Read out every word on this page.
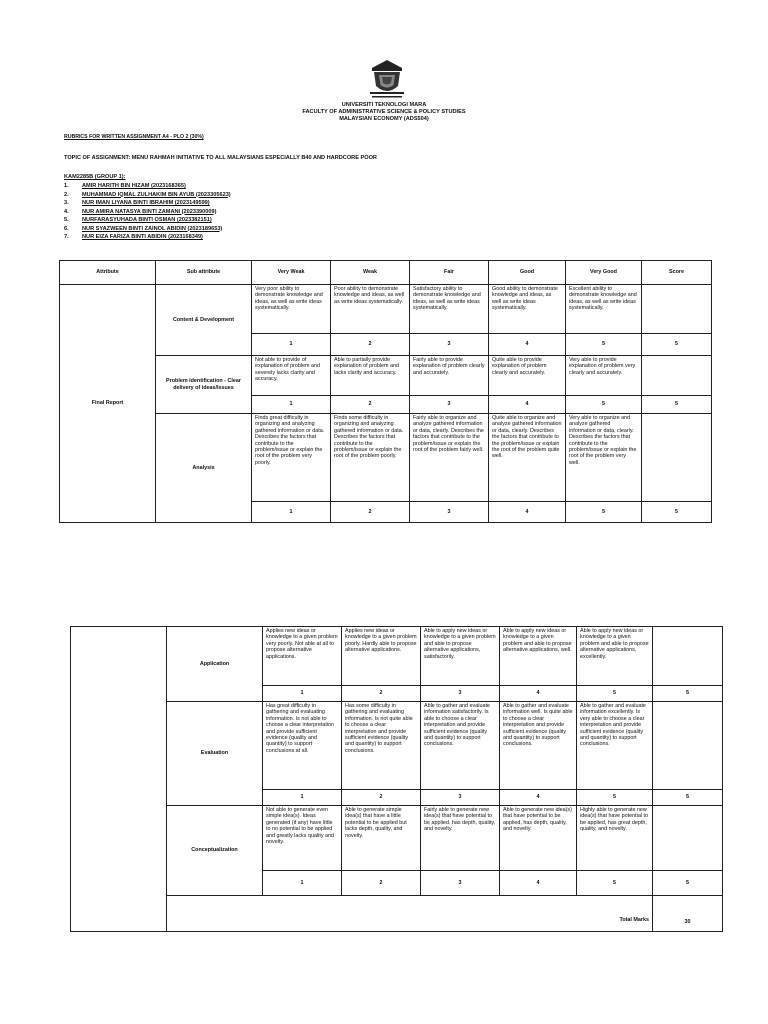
UNIVERSITI TEKNOLOGI MARA
FACULTY OF ADMINISTRATIVE SCIENCE & POLICY STUDIES
MALAYSIAN ECONOMY (ADS504)
RUBRICS FOR WRITTEN ASSIGNMENT A4 - PLO 2 (30%)
TOPIC OF ASSIGNMENT: MENU RAHMAH INITIATIVE TO ALL MALAYSIANS ESPECIALLY B40 AND HARDCORE POOR
KAM2285B (GROUP 1):
1. AMIR HARITH BIN HIZAM (2023168365)
2. MUHAMMAD IQMAL ZULHAKIM BIN AYUB (2023305623)
3. NUR IMAN LIYANA BINTI IBRAHIM (2023149599)
4. NUR AMIRA NATASYA BINTI ZAMANI (2023390009)
5. NURFARASYUHADA BINTI OSMAN (2023382151)
6. NUR SYAZWEEN BINTI ZAINOL ABIDIN (2023189653)
7. NUR EIZA FARIZA BINTI ABIDIN (2023168349)
Attribute	Sub attribute	Very Weak	Weak	Fair	Good	Very Good	Score
Final Report	Content & Development	Very poor ability to demonstrate knowledge and ideas, as well as write ideas systematically.	Poor ability to demonstrate knowledge and ideas, as well as write ideas systematically.	Satisfactory ability to demonstrate knowledge and ideas, as well as write ideas systematically.	Good ability to demonstrate knowledge and ideas, as well as write ideas systematically.	Excellent ability to demonstrate knowledge and ideas, as well as write ideas systematically.	
		1	2	3	4	5	5
	Problem identification - Clear delivery of ideas/Issues	Not able to provide of explanation of problem and severely lacks clarity and accuracy.	Able to partially provide explanation of problem and lacks clarity and accuracy.	Fairly able to provide explanation of problem clearly and accurately.	Quite able to provide explanation of problem clearly and accurately.	Very able to provide explanation of problem very clearly and accurately.	
		1	2	3	4	5	5
	Analysis	Finds great difficulty in organizing and analyzing gathered information or data. Describes the factors that contribute to the problem/issue or explain the root of the problem very poorly.	Finds some difficulty in organizing and analyzing gathered information or data. Describes the factors that contribute to the problem/issue or explain the root of the problem poorly.	Fairly able to organize and analyze gathered information or data, clearly. Describes the factors that contribute to the problem/issue or explain the root of the problem fairly well.	Quite able to organize and analyze gathered information or data, clearly. Describes the factors that contribute to the problem/issue or explain the root of the problem quite well.	Very able to organize and analyze gathered information or data, clearly. Describes the factors that contribute to the problem/issue or explain the root of the problem very well.	
		1	2	3	4	5	5
	Application	Applies new ideas or knowledge to a given problem very poorly. Not able at all to propose alternative applications.	Applies new ideas or knowledge to a given problem poorly. Hardly able to propose alternative applications.	Able to apply new ideas or knowledge to a given problem and able to propose alternative applications, satisfactorily.	Able to apply new ideas or knowledge to a given problem and able to propose alternative applications, well.	Able to apply new ideas or knowledge to a given problem and able to propose alternative applications, excellently.	
		1	2	3	4	5	5
	Evaluation	Has great difficulty in gathering and evaluating information. Is not able to choose a clear interpretation and provide sufficient evidence (quality and quantity) to support conclusions at all.	Has some difficulty in gathering and evaluating information. Is not quite able to choose a clear interpretation and provide sufficient evidence (quality and quantity) to support conclusions.	Able to gather and evaluate information satisfactorily. Is able to choose a clear interpretation and provide sufficient evidence (quality and quantity) to support conclusions.	Able to gather and evaluate information well. Is quite able to choose a clear interpretation and provide sufficient evidence (quality and quantity) to support conclusions.	Able to gather and evaluate information excellently. Is very able to choose a clear interpretation and provide sufficient evidence (quality and quantity) to support conclusions.	
		1	2	3	4	5	5
	Conceptualization	Not able to generate even simple idea(s). Ideas generated (if any) have little to no potential to be applied and greatly lacks quality and novelty.	Able to generate simple idea(s) that have a little potential to be applied but lacks depth, quality, and novelty.	Fairly able to generate new idea(s) that have potential to be applied, has depth, quality, and novelty.	Able to generate new idea(s) that have potential to be applied, has depth, quality, and novelty.	Highly able to generate new idea(s) that have potential to be applied, has great depth, quality, and novelty.	
		1	2	3	4	5	5
						Total Marks	30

○ ○ ○ ○ ○

Copy all lines from the material that include "ABIDIN".

6. NUR SYAZWEEN BINTI ZAINOL ABIDIN (2023189653)
7. NUR EIZA FARIZA BINTI ABIDIN (2023168349)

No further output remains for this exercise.